*EXCERPTED RECORDS*
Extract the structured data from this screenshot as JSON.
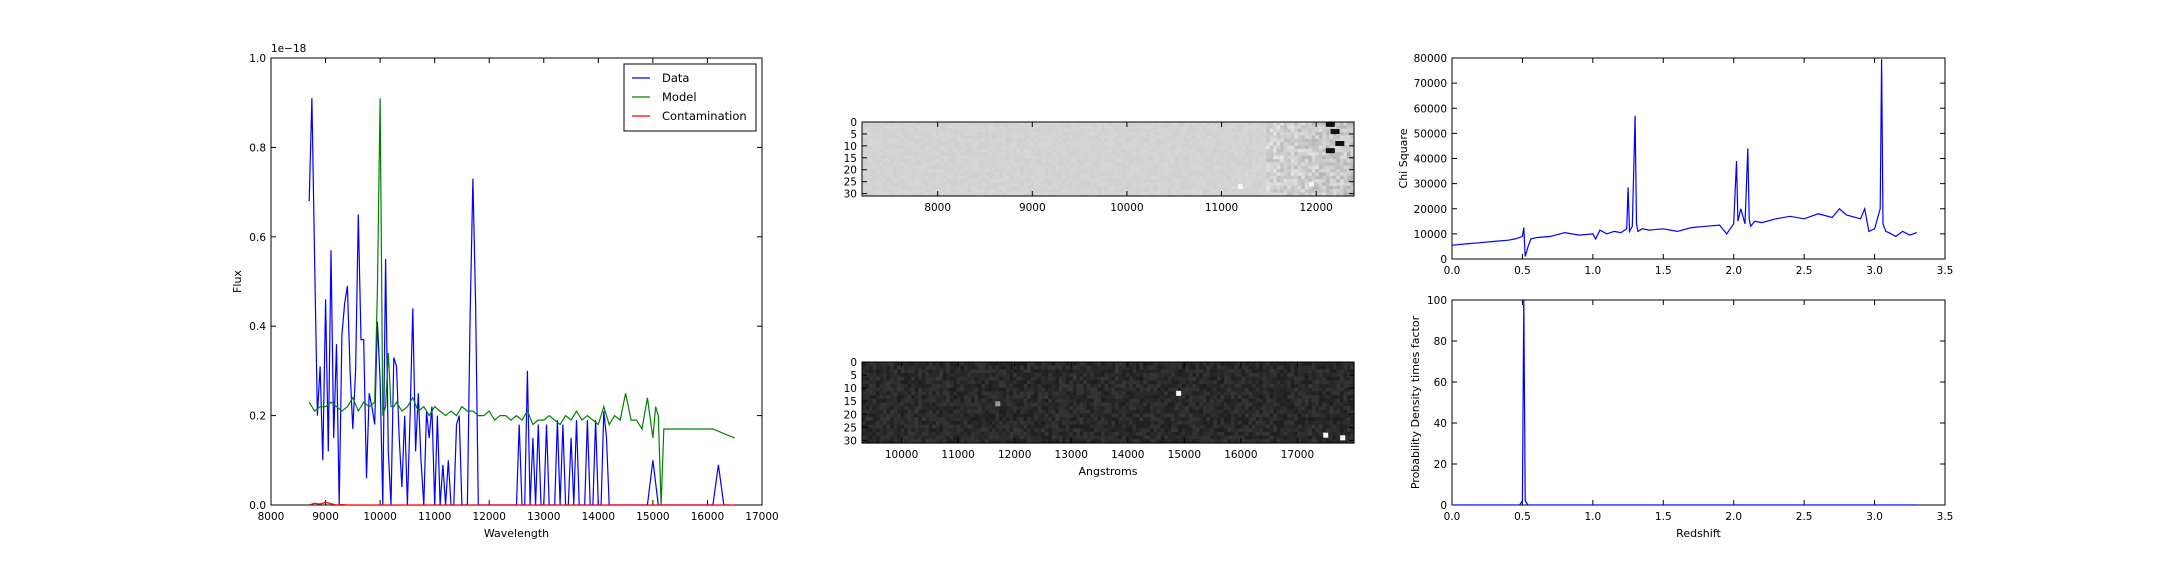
{
  "chart_data": [
    {
      "type": "line",
      "xlabel": "Wavelength",
      "ylabel": "Flux",
      "scale_label": "1e−18",
      "xlim": [
        8000,
        17000
      ],
      "ylim": [
        0,
        1.0
      ],
      "xticks": [
        8000,
        9000,
        10000,
        11000,
        12000,
        13000,
        14000,
        15000,
        16000,
        17000
      ],
      "yticks": [
        0.0,
        0.2,
        0.4,
        0.6,
        0.8,
        1.0
      ],
      "legend": "top-right",
      "series": [
        {
          "name": "Data",
          "color": "#0000ff",
          "x": [
            8700,
            8750,
            8800,
            8850,
            8900,
            8950,
            9000,
            9050,
            9100,
            9150,
            9200,
            9250,
            9300,
            9350,
            9400,
            9450,
            9500,
            9550,
            9600,
            9650,
            9700,
            9750,
            9800,
            9850,
            9900,
            9950,
            10000,
            10050,
            10100,
            10150,
            10200,
            10250,
            10300,
            10350,
            10400,
            10450,
            10500,
            10550,
            10600,
            10650,
            10700,
            10750,
            10800,
            10850,
            10900,
            10950,
            11000,
            11050,
            11100,
            11150,
            11200,
            11250,
            11300,
            11350,
            11400,
            11450,
            11500,
            11550,
            11600,
            11650,
            11700,
            11750,
            11800,
            11850,
            11900,
            11950,
            12000,
            12100,
            12200,
            12300,
            12400,
            12450,
            12500,
            12550,
            12600,
            12650,
            12700,
            12750,
            12800,
            12850,
            12900,
            12950,
            13000,
            13050,
            13100,
            13150,
            13200,
            13250,
            13300,
            13350,
            13400,
            13450,
            13500,
            13550,
            13600,
            13650,
            13700,
            13750,
            13800,
            13850,
            13900,
            13950,
            14000,
            14050,
            14100,
            14150,
            14200,
            14300,
            14400,
            14500,
            14600,
            14700,
            14800,
            14900,
            15000,
            15100,
            15200,
            15300,
            15400,
            15500,
            15600,
            15700,
            15800,
            15900,
            16000,
            16100,
            16200,
            16300,
            16400
          ],
          "y": [
            0.68,
            0.91,
            0.55,
            0.2,
            0.31,
            0.1,
            0.46,
            0.12,
            0.57,
            0.15,
            0.36,
            0.0,
            0.38,
            0.45,
            0.49,
            0.3,
            0.17,
            0.3,
            0.65,
            0.37,
            0.37,
            0.06,
            0.25,
            0.22,
            0.18,
            0.41,
            0.28,
            0.0,
            0.55,
            0.12,
            0.0,
            0.33,
            0.31,
            0.15,
            0.04,
            0.2,
            0.0,
            0.2,
            0.44,
            0.12,
            0.25,
            0.1,
            0.0,
            0.21,
            0.15,
            0.22,
            0.0,
            0.2,
            0.0,
            0.09,
            0.0,
            0.1,
            0.0,
            0.0,
            0.18,
            0.2,
            0.0,
            0.0,
            0.0,
            0.42,
            0.73,
            0.45,
            0.0,
            0.0,
            0.0,
            0.0,
            0.0,
            0.0,
            0.0,
            0.0,
            0.0,
            0.0,
            0.0,
            0.18,
            0.0,
            0.0,
            0.3,
            0.0,
            0.15,
            0.0,
            0.18,
            0.0,
            0.0,
            0.18,
            0.0,
            0.0,
            0.0,
            0.19,
            0.0,
            0.18,
            0.0,
            0.0,
            0.15,
            0.0,
            0.19,
            0.0,
            0.0,
            0.0,
            0.19,
            0.0,
            0.0,
            0.19,
            0.0,
            0.0,
            0.21,
            0.15,
            0.0,
            0.0,
            0.0,
            0.0,
            0.0,
            0.0,
            0.0,
            0.0,
            0.1,
            0.0,
            0.0,
            0.0,
            0.0,
            0.0,
            0.0,
            0.0,
            0.0,
            0.0,
            0.0,
            0.0,
            0.09,
            0.0,
            0.0
          ]
        },
        {
          "name": "Model",
          "color": "#008000",
          "x": [
            8700,
            8800,
            8900,
            9000,
            9100,
            9200,
            9300,
            9400,
            9500,
            9600,
            9700,
            9800,
            9900,
            9950,
            10000,
            10050,
            10100,
            10150,
            10200,
            10250,
            10300,
            10400,
            10500,
            10600,
            10700,
            10800,
            10900,
            11000,
            11100,
            11200,
            11300,
            11400,
            11500,
            11600,
            11700,
            11800,
            11900,
            12000,
            12100,
            12200,
            12300,
            12400,
            12500,
            12600,
            12700,
            12800,
            12900,
            13000,
            13100,
            13200,
            13300,
            13400,
            13500,
            13600,
            13700,
            13800,
            13900,
            14000,
            14100,
            14200,
            14300,
            14400,
            14500,
            14600,
            14700,
            14800,
            14900,
            15000,
            15050,
            15100,
            15150,
            15200,
            15300,
            15500,
            15700,
            15900,
            16100,
            16300,
            16500
          ],
          "y": [
            0.23,
            0.21,
            0.22,
            0.22,
            0.23,
            0.22,
            0.21,
            0.22,
            0.24,
            0.21,
            0.23,
            0.22,
            0.23,
            0.48,
            0.91,
            0.2,
            0.22,
            0.34,
            0.22,
            0.22,
            0.23,
            0.21,
            0.22,
            0.24,
            0.21,
            0.22,
            0.2,
            0.22,
            0.21,
            0.2,
            0.21,
            0.2,
            0.22,
            0.21,
            0.21,
            0.2,
            0.2,
            0.21,
            0.19,
            0.2,
            0.2,
            0.19,
            0.2,
            0.19,
            0.21,
            0.18,
            0.19,
            0.19,
            0.2,
            0.19,
            0.18,
            0.2,
            0.19,
            0.21,
            0.19,
            0.2,
            0.19,
            0.18,
            0.22,
            0.18,
            0.2,
            0.19,
            0.25,
            0.19,
            0.19,
            0.17,
            0.24,
            0.15,
            0.22,
            0.2,
            0.0,
            0.17,
            0.17,
            0.17,
            0.17,
            0.17,
            0.17,
            0.16,
            0.15
          ]
        },
        {
          "name": "Contamination",
          "color": "#ff0000",
          "x": [
            8700,
            8800,
            8900,
            9000,
            9100,
            9200,
            9300,
            9400,
            10000,
            11000,
            12000,
            13000,
            14000,
            15000,
            16000,
            16500
          ],
          "y": [
            0.0,
            0.004,
            0.002,
            0.006,
            0.003,
            0.0,
            0.001,
            0.0,
            0.0,
            0.0,
            0.0,
            0.0,
            0.0,
            0.0,
            0.0,
            0.0
          ]
        }
      ]
    },
    {
      "type": "heatmap",
      "colormap": "gray",
      "xlim": [
        7200,
        12400
      ],
      "ylim": [
        0,
        31
      ],
      "xticks": [
        8000,
        9000,
        10000,
        11000,
        12000
      ],
      "yticks": [
        0,
        5,
        10,
        15,
        20,
        25,
        30
      ],
      "features": [
        {
          "x": 12150,
          "y": 1,
          "value": "dark"
        },
        {
          "x": 12200,
          "y": 4,
          "value": "dark"
        },
        {
          "x": 12250,
          "y": 9,
          "value": "dark"
        },
        {
          "x": 12150,
          "y": 12,
          "value": "dark"
        },
        {
          "x": 11200,
          "y": 27,
          "value": "light"
        },
        {
          "x": 11950,
          "y": 26,
          "value": "light"
        }
      ]
    },
    {
      "type": "heatmap",
      "colormap": "gray",
      "xlabel": "Angstroms",
      "xlim": [
        9300,
        18000
      ],
      "ylim": [
        0,
        31
      ],
      "xticks": [
        10000,
        11000,
        12000,
        13000,
        14000,
        15000,
        16000,
        17000
      ],
      "yticks": [
        0,
        5,
        10,
        15,
        20,
        25,
        30
      ],
      "features": [
        {
          "x": 14900,
          "y": 12,
          "value": "bright"
        },
        {
          "x": 17500,
          "y": 28,
          "value": "bright"
        },
        {
          "x": 17800,
          "y": 29,
          "value": "bright"
        },
        {
          "x": 11700,
          "y": 16,
          "value": "faint"
        }
      ]
    },
    {
      "type": "line",
      "ylabel": "Chi Square",
      "xlim": [
        0.0,
        3.5
      ],
      "ylim": [
        0,
        80000
      ],
      "xticks": [
        0.0,
        0.5,
        1.0,
        1.5,
        2.0,
        2.5,
        3.0,
        3.5
      ],
      "yticks": [
        0,
        10000,
        20000,
        30000,
        40000,
        50000,
        60000,
        70000,
        80000
      ],
      "series": [
        {
          "color": "#0000ff",
          "x": [
            0.0,
            0.1,
            0.2,
            0.3,
            0.4,
            0.45,
            0.5,
            0.51,
            0.52,
            0.54,
            0.56,
            0.6,
            0.7,
            0.8,
            0.9,
            1.0,
            1.02,
            1.05,
            1.1,
            1.15,
            1.2,
            1.24,
            1.25,
            1.26,
            1.28,
            1.3,
            1.31,
            1.32,
            1.35,
            1.4,
            1.5,
            1.6,
            1.7,
            1.8,
            1.9,
            1.95,
            2.0,
            2.02,
            2.03,
            2.05,
            2.08,
            2.1,
            2.11,
            2.12,
            2.15,
            2.2,
            2.3,
            2.4,
            2.5,
            2.6,
            2.7,
            2.75,
            2.8,
            2.9,
            2.93,
            2.96,
            3.0,
            3.04,
            3.05,
            3.06,
            3.08,
            3.1,
            3.15,
            3.2,
            3.25,
            3.3
          ],
          "y": [
            5500,
            6000,
            6500,
            7000,
            7500,
            8000,
            9000,
            12500,
            1000,
            5000,
            8000,
            8500,
            9000,
            10500,
            9500,
            10000,
            8000,
            11500,
            10000,
            11000,
            10500,
            12000,
            28500,
            11000,
            13000,
            57000,
            14000,
            11000,
            12000,
            11500,
            12000,
            11000,
            12500,
            13000,
            13500,
            10000,
            14000,
            39000,
            15000,
            20000,
            14000,
            44000,
            16000,
            13000,
            15000,
            14500,
            16000,
            17000,
            16000,
            18000,
            16500,
            20000,
            17500,
            16000,
            20000,
            11000,
            12000,
            20000,
            79500,
            14000,
            11000,
            10500,
            9000,
            11000,
            9500,
            10500
          ]
        }
      ]
    },
    {
      "type": "line",
      "xlabel": "Redshift",
      "ylabel": "Probability Density times factor",
      "xlim": [
        0.0,
        3.5
      ],
      "ylim": [
        0,
        100
      ],
      "xticks": [
        0.0,
        0.5,
        1.0,
        1.5,
        2.0,
        2.5,
        3.0,
        3.5
      ],
      "yticks": [
        0,
        20,
        40,
        60,
        80,
        100
      ],
      "series": [
        {
          "color": "#0000ff",
          "x": [
            0.0,
            0.48,
            0.5,
            0.51,
            0.52,
            0.54,
            3.3
          ],
          "y": [
            0,
            0,
            2,
            100,
            2,
            0,
            0
          ]
        }
      ]
    }
  ]
}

*BRIEF*
Look through the listing above. Pick out each line with "name" and copy it.

*RESPONSE BELOW*
          "name": "Data",
          "name": "Model",
          "name": "Contamination",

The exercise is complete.